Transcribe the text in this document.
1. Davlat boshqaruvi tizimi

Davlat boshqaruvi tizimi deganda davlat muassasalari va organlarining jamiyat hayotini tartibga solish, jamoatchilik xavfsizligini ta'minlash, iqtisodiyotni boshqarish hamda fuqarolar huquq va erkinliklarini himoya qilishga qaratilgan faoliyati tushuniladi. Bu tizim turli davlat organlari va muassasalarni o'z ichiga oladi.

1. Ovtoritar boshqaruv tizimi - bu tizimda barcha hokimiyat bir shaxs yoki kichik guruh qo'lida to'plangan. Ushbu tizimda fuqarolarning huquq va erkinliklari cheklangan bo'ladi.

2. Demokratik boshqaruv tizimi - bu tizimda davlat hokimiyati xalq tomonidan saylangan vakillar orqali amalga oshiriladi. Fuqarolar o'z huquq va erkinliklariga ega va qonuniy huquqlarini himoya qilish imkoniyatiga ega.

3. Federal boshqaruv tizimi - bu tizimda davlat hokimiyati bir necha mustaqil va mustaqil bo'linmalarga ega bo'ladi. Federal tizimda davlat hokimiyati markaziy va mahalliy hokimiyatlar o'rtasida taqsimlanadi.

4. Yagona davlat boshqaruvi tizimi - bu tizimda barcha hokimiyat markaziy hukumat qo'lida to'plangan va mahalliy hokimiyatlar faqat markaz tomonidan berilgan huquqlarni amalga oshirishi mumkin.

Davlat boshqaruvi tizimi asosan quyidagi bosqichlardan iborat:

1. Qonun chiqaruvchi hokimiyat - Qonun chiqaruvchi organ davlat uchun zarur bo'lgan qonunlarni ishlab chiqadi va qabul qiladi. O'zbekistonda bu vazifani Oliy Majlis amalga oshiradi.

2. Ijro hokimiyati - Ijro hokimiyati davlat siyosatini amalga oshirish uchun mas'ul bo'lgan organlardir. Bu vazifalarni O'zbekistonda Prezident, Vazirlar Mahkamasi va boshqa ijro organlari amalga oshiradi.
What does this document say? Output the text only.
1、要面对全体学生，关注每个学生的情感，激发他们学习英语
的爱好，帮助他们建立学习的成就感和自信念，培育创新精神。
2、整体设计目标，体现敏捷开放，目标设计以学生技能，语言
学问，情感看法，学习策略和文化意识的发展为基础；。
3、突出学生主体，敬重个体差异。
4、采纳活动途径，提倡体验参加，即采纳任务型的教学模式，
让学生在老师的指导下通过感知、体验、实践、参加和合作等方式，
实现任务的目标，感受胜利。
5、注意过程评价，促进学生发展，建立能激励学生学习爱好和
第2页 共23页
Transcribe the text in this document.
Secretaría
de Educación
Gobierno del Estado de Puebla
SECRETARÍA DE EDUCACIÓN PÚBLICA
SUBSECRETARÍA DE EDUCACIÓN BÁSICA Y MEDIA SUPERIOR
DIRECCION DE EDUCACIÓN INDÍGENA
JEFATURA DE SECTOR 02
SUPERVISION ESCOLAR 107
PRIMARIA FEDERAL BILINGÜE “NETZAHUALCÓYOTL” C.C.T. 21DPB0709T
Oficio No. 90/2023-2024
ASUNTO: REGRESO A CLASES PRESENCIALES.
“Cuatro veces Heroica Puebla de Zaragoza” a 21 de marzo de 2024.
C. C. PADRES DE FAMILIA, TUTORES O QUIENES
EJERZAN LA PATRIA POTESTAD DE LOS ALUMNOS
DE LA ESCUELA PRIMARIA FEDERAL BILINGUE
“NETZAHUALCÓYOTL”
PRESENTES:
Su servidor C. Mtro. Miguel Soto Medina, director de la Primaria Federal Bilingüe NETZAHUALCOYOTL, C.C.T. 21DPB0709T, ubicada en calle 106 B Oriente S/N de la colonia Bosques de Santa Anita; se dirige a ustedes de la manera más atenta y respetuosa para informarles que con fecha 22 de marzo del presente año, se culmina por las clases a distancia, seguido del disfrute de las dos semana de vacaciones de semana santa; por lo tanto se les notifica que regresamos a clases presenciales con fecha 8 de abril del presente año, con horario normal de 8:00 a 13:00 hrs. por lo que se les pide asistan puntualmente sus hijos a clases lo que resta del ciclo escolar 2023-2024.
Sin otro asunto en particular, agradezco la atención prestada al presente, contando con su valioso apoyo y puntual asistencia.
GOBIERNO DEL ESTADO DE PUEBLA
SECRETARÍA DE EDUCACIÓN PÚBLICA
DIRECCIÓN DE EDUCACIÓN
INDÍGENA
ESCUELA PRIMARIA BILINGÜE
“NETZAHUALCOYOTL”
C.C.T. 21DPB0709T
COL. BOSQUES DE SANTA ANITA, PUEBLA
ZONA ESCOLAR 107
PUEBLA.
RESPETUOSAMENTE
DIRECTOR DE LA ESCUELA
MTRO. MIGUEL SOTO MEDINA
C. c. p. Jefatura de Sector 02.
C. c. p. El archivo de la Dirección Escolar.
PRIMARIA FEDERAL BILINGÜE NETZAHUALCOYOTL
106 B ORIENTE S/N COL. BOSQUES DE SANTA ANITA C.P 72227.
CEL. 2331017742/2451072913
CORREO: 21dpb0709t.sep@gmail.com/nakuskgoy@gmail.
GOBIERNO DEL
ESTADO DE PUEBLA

## Job
Check each line of the records for the word "NETZAHUALCÓYOTL", and show the lines that contain it.

## Answer to this task
PRIMARIA FEDERAL BILINGÜE “NETZAHUALCÓYOTL” C.C.T. 21DPB0709T
“NETZAHUALCÓYOTL”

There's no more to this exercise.